Document passage:
-- begin --
Optionally, the method includes forming one row of reset signal
line only between two adjacent rows of pixel units within a same
pixel unit group, but not between two adjacent pixel unit groups
(i.e., not between two adjacent rows of pixel units that belong to
different pixel unit groups). Each pixel unit group includes a
plurality of columns of pixel units. Optionally, each column of
pixel unit of a pixel unit group includes two pixel units.
[0044] In some embodiments, the step of forming the plurality of
rows of pixel units and the plurality of rows of reset signal lines
includes forming a rest thin film transistor within each pixel
unit. Optionally, the step of forming the reset thin film
transistor includes forming a conductive semiconductor layer having
a first semiconductor electrode and a second semiconductor
electrode on the base substrate; forming a first gate insulating
layer on a side of the conductive semiconductor layer distal to the
base substrate; forming a gate metal layer having a reset signal
line and a gate electrode of a first thin film transistor on a side
of the first gate insulating layer distal to the conductive
semiconductor layer; forming a second gate insulating layer on a
side of the gate metal layer distal to the first gate insulating
layer; forming a source via, a drain via, and a metal electrode via
in a single patterning process; and forming a source/drain metal
layer having a metal electrode, and a source electrode and a drain
electrode of the first thin film transistor on a side of the second
gate insulating layer distal to the gate metal layer. Optionally,
the metal electrode via is at a position corresponding to an area
where the reset signal line and the second semiconductor electrode
overlap in plan view of the base substrate. Optionally, the metal
electrode via exposing part of the reset signal line and part of
the second semiconductor electrode. Optionally, the metal electrode
within the metal electrode via is electrically connected to the
reset signal line and the second semiconductor electrode.
Optionally, the second semiconductor electrode is electrically
connected to two drain electrodes of the reset thin film transistor
in two neighboring pixel units in a same column within a same pixel
unit group through two corresponding drain vias. Optionally, the
source electrode is electrically connected to the first
semiconductor electrode through the source via.
-- end --
Information provided:
-- begin --
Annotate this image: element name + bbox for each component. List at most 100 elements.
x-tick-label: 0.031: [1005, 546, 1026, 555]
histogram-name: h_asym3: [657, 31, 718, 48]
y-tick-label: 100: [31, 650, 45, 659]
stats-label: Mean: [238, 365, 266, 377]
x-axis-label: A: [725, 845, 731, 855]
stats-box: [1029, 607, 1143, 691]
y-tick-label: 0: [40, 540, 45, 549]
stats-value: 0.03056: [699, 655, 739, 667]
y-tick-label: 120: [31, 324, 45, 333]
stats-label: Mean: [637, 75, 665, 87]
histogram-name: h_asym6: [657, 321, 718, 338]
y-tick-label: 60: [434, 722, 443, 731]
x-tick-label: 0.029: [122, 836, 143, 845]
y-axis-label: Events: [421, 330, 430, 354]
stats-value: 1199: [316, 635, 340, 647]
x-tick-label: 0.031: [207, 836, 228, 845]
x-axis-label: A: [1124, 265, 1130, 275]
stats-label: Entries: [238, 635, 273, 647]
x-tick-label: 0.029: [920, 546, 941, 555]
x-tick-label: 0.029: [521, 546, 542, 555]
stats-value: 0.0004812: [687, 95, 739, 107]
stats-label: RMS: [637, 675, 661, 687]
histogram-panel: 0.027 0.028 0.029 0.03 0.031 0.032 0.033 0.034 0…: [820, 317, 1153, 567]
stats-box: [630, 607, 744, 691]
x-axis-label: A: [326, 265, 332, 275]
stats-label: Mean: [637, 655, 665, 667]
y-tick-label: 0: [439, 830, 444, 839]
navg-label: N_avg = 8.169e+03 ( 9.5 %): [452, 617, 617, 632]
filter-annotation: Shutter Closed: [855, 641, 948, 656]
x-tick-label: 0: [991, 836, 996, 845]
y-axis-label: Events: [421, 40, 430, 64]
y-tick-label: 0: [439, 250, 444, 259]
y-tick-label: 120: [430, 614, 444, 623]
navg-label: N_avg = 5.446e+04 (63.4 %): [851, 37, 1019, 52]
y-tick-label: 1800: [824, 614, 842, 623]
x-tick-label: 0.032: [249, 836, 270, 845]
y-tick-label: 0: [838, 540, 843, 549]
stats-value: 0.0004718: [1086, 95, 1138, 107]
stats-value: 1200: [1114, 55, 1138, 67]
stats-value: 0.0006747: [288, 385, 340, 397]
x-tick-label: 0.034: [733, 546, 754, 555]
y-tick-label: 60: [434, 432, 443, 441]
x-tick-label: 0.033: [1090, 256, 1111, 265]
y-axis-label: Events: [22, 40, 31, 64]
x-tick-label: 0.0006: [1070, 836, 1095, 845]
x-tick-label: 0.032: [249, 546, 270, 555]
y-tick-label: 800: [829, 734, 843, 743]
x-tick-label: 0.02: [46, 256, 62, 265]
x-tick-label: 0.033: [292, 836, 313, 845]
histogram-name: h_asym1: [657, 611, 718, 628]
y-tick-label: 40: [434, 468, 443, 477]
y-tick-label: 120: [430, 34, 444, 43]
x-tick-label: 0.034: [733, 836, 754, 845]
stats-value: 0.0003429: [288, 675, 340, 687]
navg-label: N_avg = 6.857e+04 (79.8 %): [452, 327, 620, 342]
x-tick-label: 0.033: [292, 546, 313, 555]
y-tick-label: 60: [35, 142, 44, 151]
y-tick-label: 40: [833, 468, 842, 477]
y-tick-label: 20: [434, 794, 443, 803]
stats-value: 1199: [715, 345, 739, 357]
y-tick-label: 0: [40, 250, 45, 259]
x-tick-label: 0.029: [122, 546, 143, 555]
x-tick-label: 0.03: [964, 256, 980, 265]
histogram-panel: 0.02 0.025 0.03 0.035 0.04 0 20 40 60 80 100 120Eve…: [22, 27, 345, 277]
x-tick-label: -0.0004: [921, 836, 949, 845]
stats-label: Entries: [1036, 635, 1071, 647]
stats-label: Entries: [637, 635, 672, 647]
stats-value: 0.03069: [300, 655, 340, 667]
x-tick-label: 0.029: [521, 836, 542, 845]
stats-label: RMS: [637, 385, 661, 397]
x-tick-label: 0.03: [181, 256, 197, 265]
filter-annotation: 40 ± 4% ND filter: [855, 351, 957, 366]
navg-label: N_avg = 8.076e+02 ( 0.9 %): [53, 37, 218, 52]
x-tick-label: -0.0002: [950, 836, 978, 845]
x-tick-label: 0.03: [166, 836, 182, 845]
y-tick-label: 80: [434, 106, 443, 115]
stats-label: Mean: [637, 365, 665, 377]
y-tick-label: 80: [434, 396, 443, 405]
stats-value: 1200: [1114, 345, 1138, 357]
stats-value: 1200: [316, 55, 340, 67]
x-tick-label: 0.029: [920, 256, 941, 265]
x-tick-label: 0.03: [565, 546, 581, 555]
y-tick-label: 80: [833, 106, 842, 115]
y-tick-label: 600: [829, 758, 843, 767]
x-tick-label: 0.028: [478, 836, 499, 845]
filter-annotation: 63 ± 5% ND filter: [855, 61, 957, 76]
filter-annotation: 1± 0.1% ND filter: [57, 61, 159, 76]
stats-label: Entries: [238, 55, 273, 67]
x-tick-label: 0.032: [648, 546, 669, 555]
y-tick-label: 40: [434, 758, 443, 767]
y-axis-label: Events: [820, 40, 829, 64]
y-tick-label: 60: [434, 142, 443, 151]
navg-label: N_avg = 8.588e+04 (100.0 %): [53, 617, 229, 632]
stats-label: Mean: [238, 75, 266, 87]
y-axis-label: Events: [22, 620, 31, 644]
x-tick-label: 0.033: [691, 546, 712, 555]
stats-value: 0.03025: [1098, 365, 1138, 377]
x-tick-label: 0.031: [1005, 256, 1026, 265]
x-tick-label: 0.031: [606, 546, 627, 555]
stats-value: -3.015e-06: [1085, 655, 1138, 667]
-- end --
Set problem 1:
Answer these about the reset signal line passage:
(a) How many pixel units does each column of pixel unit of a pixel unit group include?
(b) Which three vias are formed in a single patterning process?
(c) Through which via is the source electrode electrically connected to the first semiconductor electrode?
Set problem 2: How would "Each pixel unit group includes a plurality of columns of pixel units." from the reset signal line passage read in Spanish?
Set problem 3: Can you carry the reset signal line passage forward past its final sentence?
The listing has no connection to the reset signal line passage.

Exercise response 1:
(a) Two pixel units.
(b) A source via, a drain via, and a metal electrode via.
(c) The source via.

Exercise response 2: Cada grupo de unidades de píxel incluye una pluralidad de columnas de unidades de píxel.

Exercise response 3:
[0045] In some embodiments, two adjacent pixels in a same column of
a same pixel unit group share a same second semiconductor
electrode. For example, two drain electrodes of two reset thin film
transistors in a same column of a same pixel unit group (i.e., from
two adjacent rows of pixel units within a same pixel unit group)
are connected to a same second semiconductor electrode. Two active
layers of two reset thin film transistors in a same column of a
same pixel unit group (i.e., from two adjacent rows of pixel units
within a same pixel unit group) are connected to a same second
semiconductor electrode. That is, the two active layers of two
reset thin film transistors in a same column of a same pixel unit
group are connected to the two drain electrodes of two reset thin
film transistors in a same column of a same pixel unit group
through a same second semiconductor electrode. Thus, in some
embodiments, the second semiconductor electrode is a continuous
layer connecting two reset thin film transistors in a same column
of a same pixel unit group (i.e., from two adjacent rows of pixel
units within a same pixel unit group).
[0046] In some embodiments, two adjacent pixels in a same column of
a same pixel unit group share a same metal electrode through a same
metal electrode via. The same metal electrode is connected to the
same second semiconductor electrode shared by two reset thin film
transistors in a same column of a same pixel unit group (i.e., from
two adjacent rows of pixel units within a same pixel unit
group).
[0047] FIG. 1 is a diagram illustrating the arrangement of pixel
units in an array substrate in some embodiments. Referring to FIG.
1, the array substrate includes a base substrate I and a plurality
of pixel units on the base substrate 1. The plurality of pixel
units 10 include a plurality of rows of pixel units and a plurality
of columns of pixel units intersecting each other. Therefore, each
pixel unit 10 is adjacent to at least one (e.g., two) neighboring
pixel unit 10 in a same row, and is adjacent to at least one (e.g.,
two) neighboring pixel unit 10 in a same column. As shown in FIG.
1, the plurality of pixel units 10 may be grouped into a plurality
of pixel unit groups. For example, FIG. 1 shows two pixel unit
groups 100 and 200. Each pixel unit group includes two adjacent
rows of pixel units. Each row of pixel units includes a plurality
of pixel units arranged repeatedly in sequence along a first
direction. Each pixel unit includes three or more sub-pixels, e.g.,
a first sub-pixel, a second sub-pixel, and a third sub-pixel. Each
pixel unit group further includes a reset signal line 12 between
the two adjacent rows of pixel units within each pixel unit group.
Optionally, each pixel unit group further includes two reset
scanning lines 13 between the two adjacent rows of pixel units.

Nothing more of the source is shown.